━━━ Entries ━━━

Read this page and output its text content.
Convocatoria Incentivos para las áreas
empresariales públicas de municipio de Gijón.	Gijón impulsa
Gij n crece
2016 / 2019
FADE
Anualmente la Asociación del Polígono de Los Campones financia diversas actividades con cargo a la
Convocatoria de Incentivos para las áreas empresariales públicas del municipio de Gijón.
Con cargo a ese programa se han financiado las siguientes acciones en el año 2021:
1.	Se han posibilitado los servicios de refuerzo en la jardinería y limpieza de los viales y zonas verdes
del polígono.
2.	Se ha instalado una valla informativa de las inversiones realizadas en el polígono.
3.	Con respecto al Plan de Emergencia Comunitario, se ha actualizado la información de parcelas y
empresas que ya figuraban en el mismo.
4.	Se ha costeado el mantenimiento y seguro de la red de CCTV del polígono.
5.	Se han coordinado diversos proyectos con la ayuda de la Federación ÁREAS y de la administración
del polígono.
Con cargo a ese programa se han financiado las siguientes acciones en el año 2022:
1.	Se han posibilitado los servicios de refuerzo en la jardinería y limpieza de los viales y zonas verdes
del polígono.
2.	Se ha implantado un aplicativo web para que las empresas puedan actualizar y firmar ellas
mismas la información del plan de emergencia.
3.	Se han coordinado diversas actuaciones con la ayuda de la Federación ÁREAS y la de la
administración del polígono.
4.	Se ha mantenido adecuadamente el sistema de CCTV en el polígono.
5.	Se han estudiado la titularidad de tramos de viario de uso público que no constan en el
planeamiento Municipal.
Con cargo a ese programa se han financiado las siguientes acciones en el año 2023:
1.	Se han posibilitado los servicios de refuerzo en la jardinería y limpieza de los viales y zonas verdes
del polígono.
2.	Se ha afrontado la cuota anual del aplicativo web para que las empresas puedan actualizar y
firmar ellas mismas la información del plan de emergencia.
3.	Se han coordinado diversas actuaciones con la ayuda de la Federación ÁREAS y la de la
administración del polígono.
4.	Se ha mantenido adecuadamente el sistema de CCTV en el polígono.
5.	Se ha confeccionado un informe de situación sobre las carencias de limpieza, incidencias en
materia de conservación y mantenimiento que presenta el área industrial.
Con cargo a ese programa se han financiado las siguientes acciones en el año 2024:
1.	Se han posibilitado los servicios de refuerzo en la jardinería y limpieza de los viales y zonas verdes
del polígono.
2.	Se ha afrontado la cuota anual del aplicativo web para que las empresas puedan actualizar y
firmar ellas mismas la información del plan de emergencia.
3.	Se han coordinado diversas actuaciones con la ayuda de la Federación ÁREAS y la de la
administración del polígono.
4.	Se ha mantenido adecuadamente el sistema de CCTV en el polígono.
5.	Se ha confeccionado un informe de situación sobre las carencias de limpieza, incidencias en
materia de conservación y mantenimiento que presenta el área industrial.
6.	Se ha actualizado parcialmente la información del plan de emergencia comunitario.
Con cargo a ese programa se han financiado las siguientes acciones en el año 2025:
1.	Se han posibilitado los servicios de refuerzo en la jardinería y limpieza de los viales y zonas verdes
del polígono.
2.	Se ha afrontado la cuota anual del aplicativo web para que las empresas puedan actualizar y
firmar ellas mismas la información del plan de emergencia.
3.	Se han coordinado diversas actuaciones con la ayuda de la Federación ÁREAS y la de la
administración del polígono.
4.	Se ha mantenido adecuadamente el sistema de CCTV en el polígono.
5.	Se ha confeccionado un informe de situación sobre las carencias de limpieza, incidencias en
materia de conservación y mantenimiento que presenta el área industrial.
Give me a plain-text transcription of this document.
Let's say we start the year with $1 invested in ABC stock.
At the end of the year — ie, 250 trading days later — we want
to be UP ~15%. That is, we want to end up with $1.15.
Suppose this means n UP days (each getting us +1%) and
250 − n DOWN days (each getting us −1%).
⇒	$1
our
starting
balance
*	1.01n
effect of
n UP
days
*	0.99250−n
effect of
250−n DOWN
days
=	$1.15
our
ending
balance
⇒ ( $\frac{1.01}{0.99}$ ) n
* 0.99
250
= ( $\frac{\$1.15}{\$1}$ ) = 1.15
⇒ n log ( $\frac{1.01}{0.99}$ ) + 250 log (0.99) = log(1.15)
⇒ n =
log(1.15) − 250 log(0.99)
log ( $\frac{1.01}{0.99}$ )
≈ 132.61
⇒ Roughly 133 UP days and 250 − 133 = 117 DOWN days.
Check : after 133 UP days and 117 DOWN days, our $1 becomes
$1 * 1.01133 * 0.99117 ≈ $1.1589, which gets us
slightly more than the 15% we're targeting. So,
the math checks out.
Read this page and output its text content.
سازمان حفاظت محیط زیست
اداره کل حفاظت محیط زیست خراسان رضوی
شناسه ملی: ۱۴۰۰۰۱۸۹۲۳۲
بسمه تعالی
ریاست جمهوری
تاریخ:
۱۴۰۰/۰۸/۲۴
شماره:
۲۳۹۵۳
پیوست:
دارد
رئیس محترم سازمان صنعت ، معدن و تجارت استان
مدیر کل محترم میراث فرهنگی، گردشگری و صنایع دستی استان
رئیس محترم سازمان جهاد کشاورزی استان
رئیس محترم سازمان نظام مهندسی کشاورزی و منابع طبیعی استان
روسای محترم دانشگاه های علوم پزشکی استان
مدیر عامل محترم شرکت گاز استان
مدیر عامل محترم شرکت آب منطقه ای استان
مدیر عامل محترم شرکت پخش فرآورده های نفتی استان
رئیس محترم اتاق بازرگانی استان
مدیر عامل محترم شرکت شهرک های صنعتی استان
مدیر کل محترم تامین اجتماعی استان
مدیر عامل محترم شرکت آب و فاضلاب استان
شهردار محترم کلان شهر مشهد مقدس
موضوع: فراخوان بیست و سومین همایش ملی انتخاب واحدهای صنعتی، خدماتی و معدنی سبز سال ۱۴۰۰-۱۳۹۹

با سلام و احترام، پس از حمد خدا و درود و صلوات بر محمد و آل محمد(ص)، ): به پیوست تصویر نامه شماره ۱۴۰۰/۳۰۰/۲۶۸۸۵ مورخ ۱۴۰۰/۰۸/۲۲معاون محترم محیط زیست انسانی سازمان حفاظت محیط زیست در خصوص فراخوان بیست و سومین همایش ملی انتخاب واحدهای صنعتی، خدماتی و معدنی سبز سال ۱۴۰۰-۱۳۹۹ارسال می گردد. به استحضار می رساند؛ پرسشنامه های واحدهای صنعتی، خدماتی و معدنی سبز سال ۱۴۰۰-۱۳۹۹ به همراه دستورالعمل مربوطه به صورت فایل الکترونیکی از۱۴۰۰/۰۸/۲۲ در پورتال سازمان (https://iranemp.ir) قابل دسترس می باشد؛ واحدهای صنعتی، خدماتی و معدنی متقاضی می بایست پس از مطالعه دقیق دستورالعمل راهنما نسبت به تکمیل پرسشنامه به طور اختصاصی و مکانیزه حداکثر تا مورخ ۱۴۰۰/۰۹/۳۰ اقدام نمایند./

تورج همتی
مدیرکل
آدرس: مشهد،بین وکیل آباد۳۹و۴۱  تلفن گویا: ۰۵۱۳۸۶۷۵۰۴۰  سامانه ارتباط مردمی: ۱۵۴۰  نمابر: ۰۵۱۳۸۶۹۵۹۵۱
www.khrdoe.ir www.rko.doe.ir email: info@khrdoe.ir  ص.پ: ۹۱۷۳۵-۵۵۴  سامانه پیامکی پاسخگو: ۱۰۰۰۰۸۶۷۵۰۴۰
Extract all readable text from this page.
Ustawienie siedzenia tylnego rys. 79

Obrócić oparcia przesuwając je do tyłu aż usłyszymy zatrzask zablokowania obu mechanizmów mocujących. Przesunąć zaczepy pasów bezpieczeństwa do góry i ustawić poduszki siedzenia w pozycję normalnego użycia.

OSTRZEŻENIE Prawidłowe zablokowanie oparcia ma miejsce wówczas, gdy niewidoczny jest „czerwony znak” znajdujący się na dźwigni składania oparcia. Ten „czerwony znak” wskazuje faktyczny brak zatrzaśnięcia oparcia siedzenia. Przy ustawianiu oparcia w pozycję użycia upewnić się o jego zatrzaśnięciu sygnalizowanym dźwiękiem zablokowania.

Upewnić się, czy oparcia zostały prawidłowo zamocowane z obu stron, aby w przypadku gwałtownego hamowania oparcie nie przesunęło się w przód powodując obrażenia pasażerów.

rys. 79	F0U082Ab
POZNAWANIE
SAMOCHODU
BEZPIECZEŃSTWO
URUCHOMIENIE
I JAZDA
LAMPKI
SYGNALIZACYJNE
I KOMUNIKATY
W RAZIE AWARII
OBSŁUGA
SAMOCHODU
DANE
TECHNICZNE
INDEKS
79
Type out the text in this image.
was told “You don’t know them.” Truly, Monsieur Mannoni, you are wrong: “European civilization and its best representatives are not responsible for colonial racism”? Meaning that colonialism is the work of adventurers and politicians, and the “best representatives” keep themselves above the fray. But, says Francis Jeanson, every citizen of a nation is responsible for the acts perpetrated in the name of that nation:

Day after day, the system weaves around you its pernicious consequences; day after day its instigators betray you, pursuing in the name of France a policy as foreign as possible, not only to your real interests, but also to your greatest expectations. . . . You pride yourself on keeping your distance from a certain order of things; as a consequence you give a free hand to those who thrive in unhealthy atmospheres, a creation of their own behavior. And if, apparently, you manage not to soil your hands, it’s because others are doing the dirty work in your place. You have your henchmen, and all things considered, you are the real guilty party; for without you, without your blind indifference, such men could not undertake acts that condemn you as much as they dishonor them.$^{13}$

━━━

Written task:
Find the word "after" and list each line it appears in.

Complete answer:
Check : after 133 UP days and 117 DOWN days, our $1 becomes
Day after day, the system weaves around you its pernicious consequences; day after day its instigators betray you, pursuing in the name of France a policy as foreign as possible, not only to your real interests, but also to your greatest expectations. . . . You pride yourself on keeping your distance from a certain order of things; as a consequence you give a free hand to those who thrive in unhealthy atmospheres, a creation of their own behavior. And if, apparently, you manage not to soil your hands, it’s because others are doing the dirty work in your place. You have your henchmen, and all things considered, you are the real guilty party; for without you, without your blind indifference, such men could not undertake acts that condemn you as much as they dishonor them.$^{13}$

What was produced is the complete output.